▶ _Work to do_:
Repeat the records in full and exactly, omitting pictures.

▶ _Material supplied_:
-*-

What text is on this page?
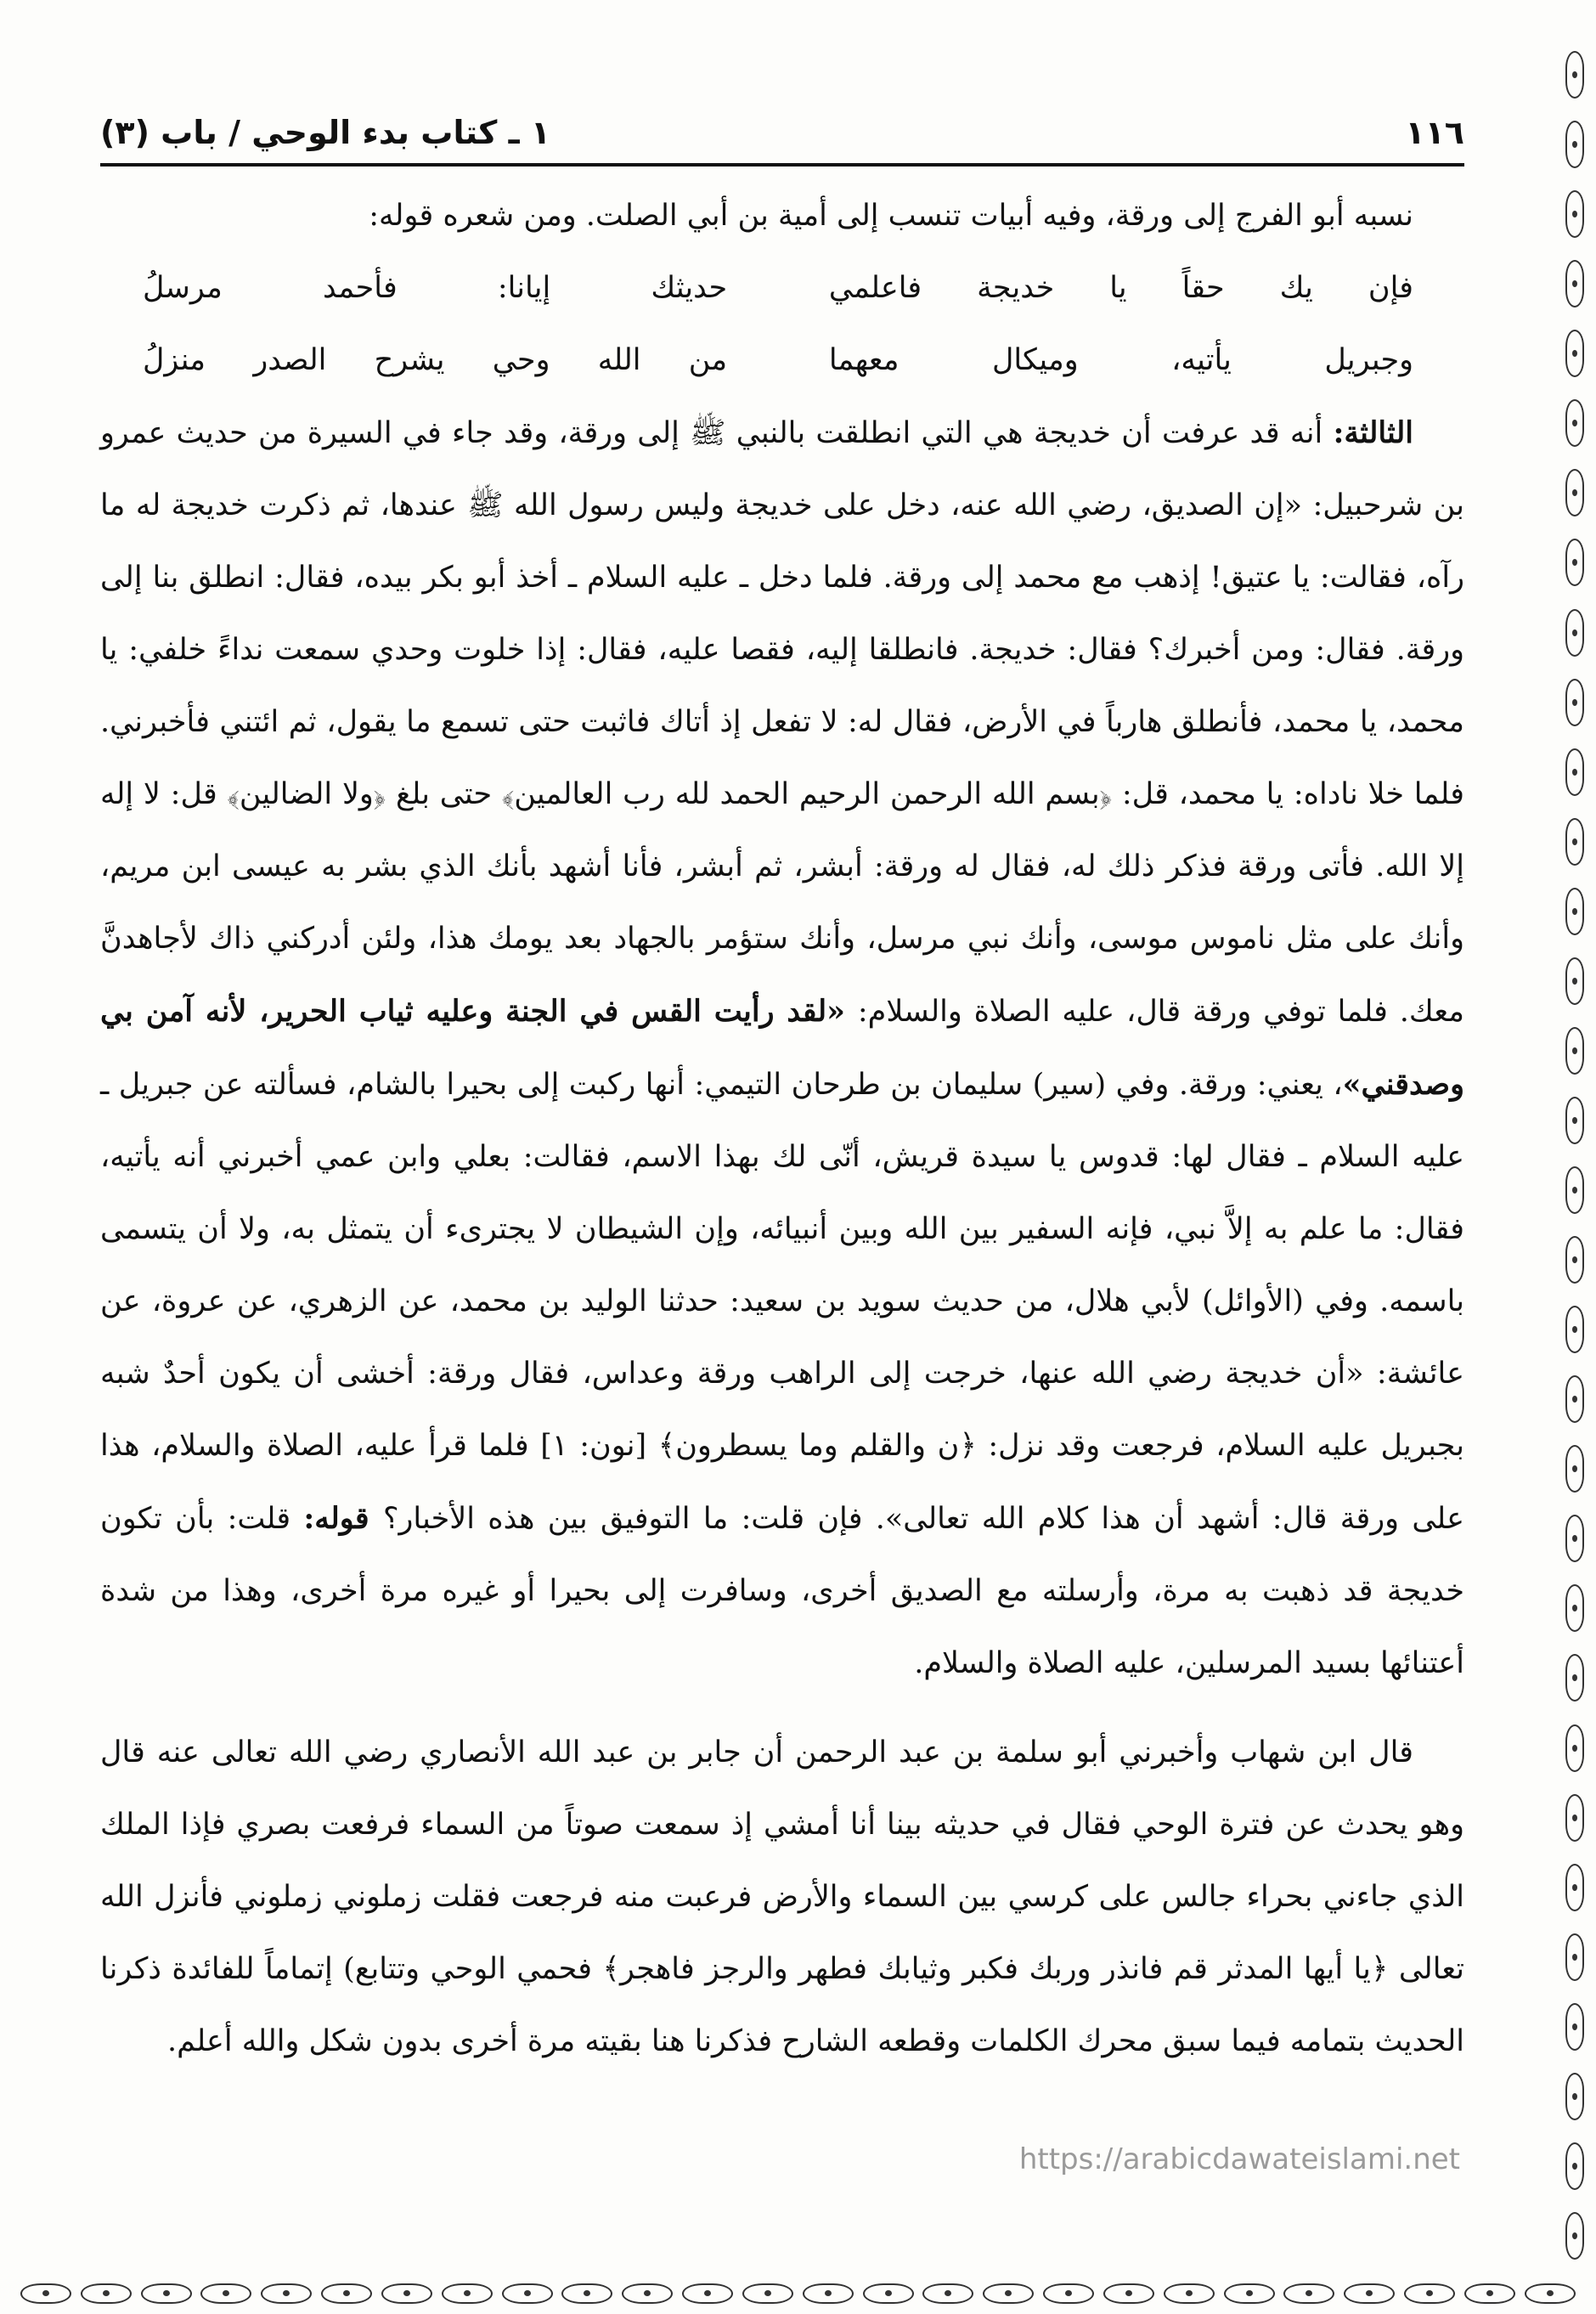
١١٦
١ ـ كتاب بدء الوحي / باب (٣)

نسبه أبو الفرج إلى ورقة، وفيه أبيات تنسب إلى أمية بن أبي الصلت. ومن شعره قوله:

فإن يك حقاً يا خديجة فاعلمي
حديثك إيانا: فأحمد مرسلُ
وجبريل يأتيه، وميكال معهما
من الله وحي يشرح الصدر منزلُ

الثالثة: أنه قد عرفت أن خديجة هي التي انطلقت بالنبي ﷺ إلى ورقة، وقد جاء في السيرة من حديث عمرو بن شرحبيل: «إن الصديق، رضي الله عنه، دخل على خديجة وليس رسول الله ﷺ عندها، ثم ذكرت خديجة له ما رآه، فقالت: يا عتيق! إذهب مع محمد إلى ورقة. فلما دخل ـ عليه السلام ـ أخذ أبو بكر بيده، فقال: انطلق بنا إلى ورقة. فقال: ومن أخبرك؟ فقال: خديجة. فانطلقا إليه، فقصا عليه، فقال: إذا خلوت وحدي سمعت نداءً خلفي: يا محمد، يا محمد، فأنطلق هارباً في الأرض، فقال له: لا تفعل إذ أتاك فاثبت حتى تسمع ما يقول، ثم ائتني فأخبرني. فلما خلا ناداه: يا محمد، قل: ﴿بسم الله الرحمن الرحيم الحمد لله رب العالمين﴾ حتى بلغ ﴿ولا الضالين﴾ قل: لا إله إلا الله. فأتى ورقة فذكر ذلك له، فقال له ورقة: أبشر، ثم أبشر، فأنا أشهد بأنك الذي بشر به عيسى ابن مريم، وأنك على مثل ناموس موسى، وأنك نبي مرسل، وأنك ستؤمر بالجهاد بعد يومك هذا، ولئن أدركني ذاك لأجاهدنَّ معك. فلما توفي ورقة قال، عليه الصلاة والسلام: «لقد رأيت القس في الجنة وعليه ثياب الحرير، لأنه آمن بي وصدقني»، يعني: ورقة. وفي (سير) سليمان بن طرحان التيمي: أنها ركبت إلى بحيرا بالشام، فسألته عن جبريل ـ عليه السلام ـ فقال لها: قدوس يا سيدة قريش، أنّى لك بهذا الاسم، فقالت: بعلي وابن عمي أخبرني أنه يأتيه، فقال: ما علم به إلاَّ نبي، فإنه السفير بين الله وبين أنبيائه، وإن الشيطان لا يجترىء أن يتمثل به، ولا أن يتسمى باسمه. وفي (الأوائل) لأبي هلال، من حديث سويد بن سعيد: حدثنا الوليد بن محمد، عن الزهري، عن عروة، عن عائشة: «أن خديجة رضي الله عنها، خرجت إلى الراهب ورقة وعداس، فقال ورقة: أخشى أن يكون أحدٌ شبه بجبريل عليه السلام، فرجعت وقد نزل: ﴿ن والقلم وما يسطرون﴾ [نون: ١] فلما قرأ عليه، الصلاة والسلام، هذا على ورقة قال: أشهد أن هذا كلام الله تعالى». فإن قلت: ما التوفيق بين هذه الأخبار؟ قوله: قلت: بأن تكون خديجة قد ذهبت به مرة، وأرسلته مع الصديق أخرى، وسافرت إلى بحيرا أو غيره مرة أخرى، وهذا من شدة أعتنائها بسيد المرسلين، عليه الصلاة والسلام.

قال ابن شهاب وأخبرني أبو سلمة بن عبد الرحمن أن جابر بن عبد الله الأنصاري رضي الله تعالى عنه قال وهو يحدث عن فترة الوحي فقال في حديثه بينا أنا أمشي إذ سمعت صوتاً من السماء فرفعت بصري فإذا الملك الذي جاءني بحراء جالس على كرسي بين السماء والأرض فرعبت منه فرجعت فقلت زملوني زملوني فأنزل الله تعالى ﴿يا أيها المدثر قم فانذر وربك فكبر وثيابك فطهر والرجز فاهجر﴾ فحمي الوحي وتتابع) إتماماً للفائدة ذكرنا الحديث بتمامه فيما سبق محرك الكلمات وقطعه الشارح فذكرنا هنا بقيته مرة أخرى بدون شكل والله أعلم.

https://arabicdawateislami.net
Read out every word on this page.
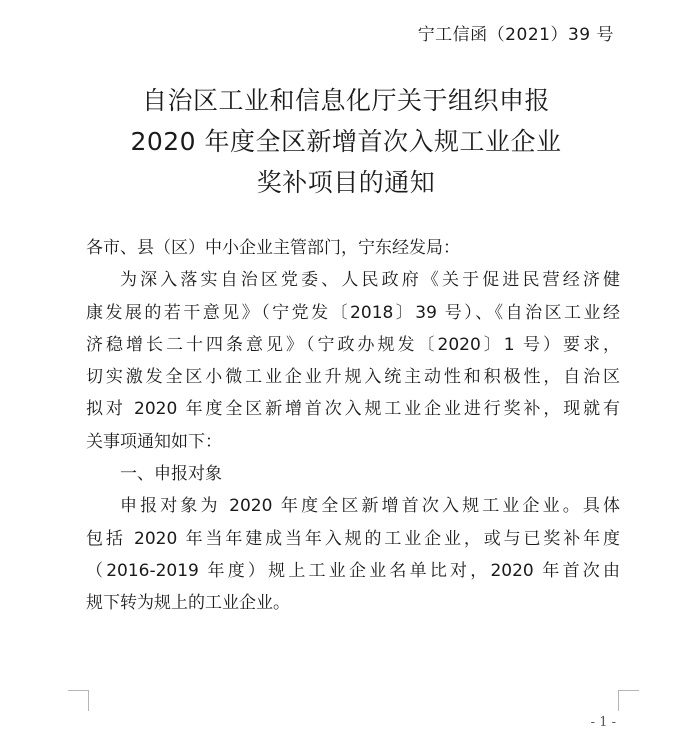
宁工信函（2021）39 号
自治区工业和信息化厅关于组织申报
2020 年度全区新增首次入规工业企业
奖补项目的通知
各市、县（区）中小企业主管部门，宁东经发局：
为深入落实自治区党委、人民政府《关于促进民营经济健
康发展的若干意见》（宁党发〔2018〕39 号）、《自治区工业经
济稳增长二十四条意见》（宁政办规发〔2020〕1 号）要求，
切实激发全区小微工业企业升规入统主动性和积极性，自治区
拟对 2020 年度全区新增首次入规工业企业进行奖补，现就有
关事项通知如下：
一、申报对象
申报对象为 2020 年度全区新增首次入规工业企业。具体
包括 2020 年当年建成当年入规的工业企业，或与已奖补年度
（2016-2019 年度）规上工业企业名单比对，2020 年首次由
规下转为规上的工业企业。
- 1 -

-*-

▶ _Output of the exercise_:
What text is on this page?
١١٦
١ ـ كتاب بدء الوحي / باب (٣)

نسبه أبو الفرج إلى ورقة، وفيه أبيات تنسب إلى أمية بن أبي الصلت. ومن شعره قوله:

فإن يك حقاً يا خديجة فاعلمي
حديثك إيانا: فأحمد مرسلُ
وجبريل يأتيه، وميكال معهما
من الله وحي يشرح الصدر منزلُ

الثالثة: أنه قد عرفت أن خديجة هي التي انطلقت بالنبي ﷺ إلى ورقة، وقد جاء في السيرة من حديث عمرو بن شرحبيل: «إن الصديق، رضي الله عنه، دخل على خديجة وليس رسول الله ﷺ عندها، ثم ذكرت خديجة له ما رآه، فقالت: يا عتيق! إذهب مع محمد إلى ورقة. فلما دخل ـ عليه السلام ـ أخذ أبو بكر بيده، فقال: انطلق بنا إلى ورقة. فقال: ومن أخبرك؟ فقال: خديجة. فانطلقا إليه، فقصا عليه، فقال: إذا خلوت وحدي سمعت نداءً خلفي: يا محمد، يا محمد، فأنطلق هارباً في الأرض، فقال له: لا تفعل إذ أتاك فاثبت حتى تسمع ما يقول، ثم ائتني فأخبرني. فلما خلا ناداه: يا محمد، قل: ﴿بسم الله الرحمن الرحيم الحمد لله رب العالمين﴾ حتى بلغ ﴿ولا الضالين﴾ قل: لا إله إلا الله. فأتى ورقة فذكر ذلك له، فقال له ورقة: أبشر، ثم أبشر، فأنا أشهد بأنك الذي بشر به عيسى ابن مريم، وأنك على مثل ناموس موسى، وأنك نبي مرسل، وأنك ستؤمر بالجهاد بعد يومك هذا، ولئن أدركني ذاك لأجاهدنَّ معك. فلما توفي ورقة قال، عليه الصلاة والسلام: «لقد رأيت القس في الجنة وعليه ثياب الحرير، لأنه آمن بي وصدقني»، يعني: ورقة. وفي (سير) سليمان بن طرحان التيمي: أنها ركبت إلى بحيرا بالشام، فسألته عن جبريل ـ عليه السلام ـ فقال لها: قدوس يا سيدة قريش، أنّى لك بهذا الاسم، فقالت: بعلي وابن عمي أخبرني أنه يأتيه، فقال: ما علم به إلاَّ نبي، فإنه السفير بين الله وبين أنبيائه، وإن الشيطان لا يجترىء أن يتمثل به، ولا أن يتسمى باسمه. وفي (الأوائل) لأبي هلال، من حديث سويد بن سعيد: حدثنا الوليد بن محمد، عن الزهري، عن عروة، عن عائشة: «أن خديجة رضي الله عنها، خرجت إلى الراهب ورقة وعداس، فقال ورقة: أخشى أن يكون أحدٌ شبه بجبريل عليه السلام، فرجعت وقد نزل: ﴿ن والقلم وما يسطرون﴾ [نون: ١] فلما قرأ عليه، الصلاة والسلام، هذا على ورقة قال: أشهد أن هذا كلام الله تعالى». فإن قلت: ما التوفيق بين هذه الأخبار؟ قوله: قلت: بأن تكون خديجة قد ذهبت به مرة، وأرسلته مع الصديق أخرى، وسافرت إلى بحيرا أو غيره مرة أخرى، وهذا من شدة أعتنائها بسيد المرسلين، عليه الصلاة والسلام.

قال ابن شهاب وأخبرني أبو سلمة بن عبد الرحمن أن جابر بن عبد الله الأنصاري رضي الله تعالى عنه قال وهو يحدث عن فترة الوحي فقال في حديثه بينا أنا أمشي إذ سمعت صوتاً من السماء فرفعت بصري فإذا الملك الذي جاءني بحراء جالس على كرسي بين السماء والأرض فرعبت منه فرجعت فقلت زملوني زملوني فأنزل الله تعالى ﴿يا أيها المدثر قم فانذر وربك فكبر وثيابك فطهر والرجز فاهجر﴾ فحمي الوحي وتتابع) إتماماً للفائدة ذكرنا الحديث بتمامه فيما سبق محرك الكلمات وقطعه الشارح فذكرنا هنا بقيته مرة أخرى بدون شكل والله أعلم.

https://arabicdawateislami.net
Read out every word on this page.
宁工信函（2021）39 号
自治区工业和信息化厅关于组织申报
2020 年度全区新增首次入规工业企业
奖补项目的通知
各市、县（区）中小企业主管部门，宁东经发局：
为深入落实自治区党委、人民政府《关于促进民营经济健
康发展的若干意见》（宁党发〔2018〕39 号）、《自治区工业经
济稳增长二十四条意见》（宁政办规发〔2020〕1 号）要求，
切实激发全区小微工业企业升规入统主动性和积极性，自治区
拟对 2020 年度全区新增首次入规工业企业进行奖补，现就有
关事项通知如下：
一、申报对象
申报对象为 2020 年度全区新增首次入规工业企业。具体
包括 2020 年当年建成当年入规的工业企业，或与已奖补年度
（2016-2019 年度）规上工业企业名单比对，2020 年首次由
规下转为规上的工业企业。
- 1 -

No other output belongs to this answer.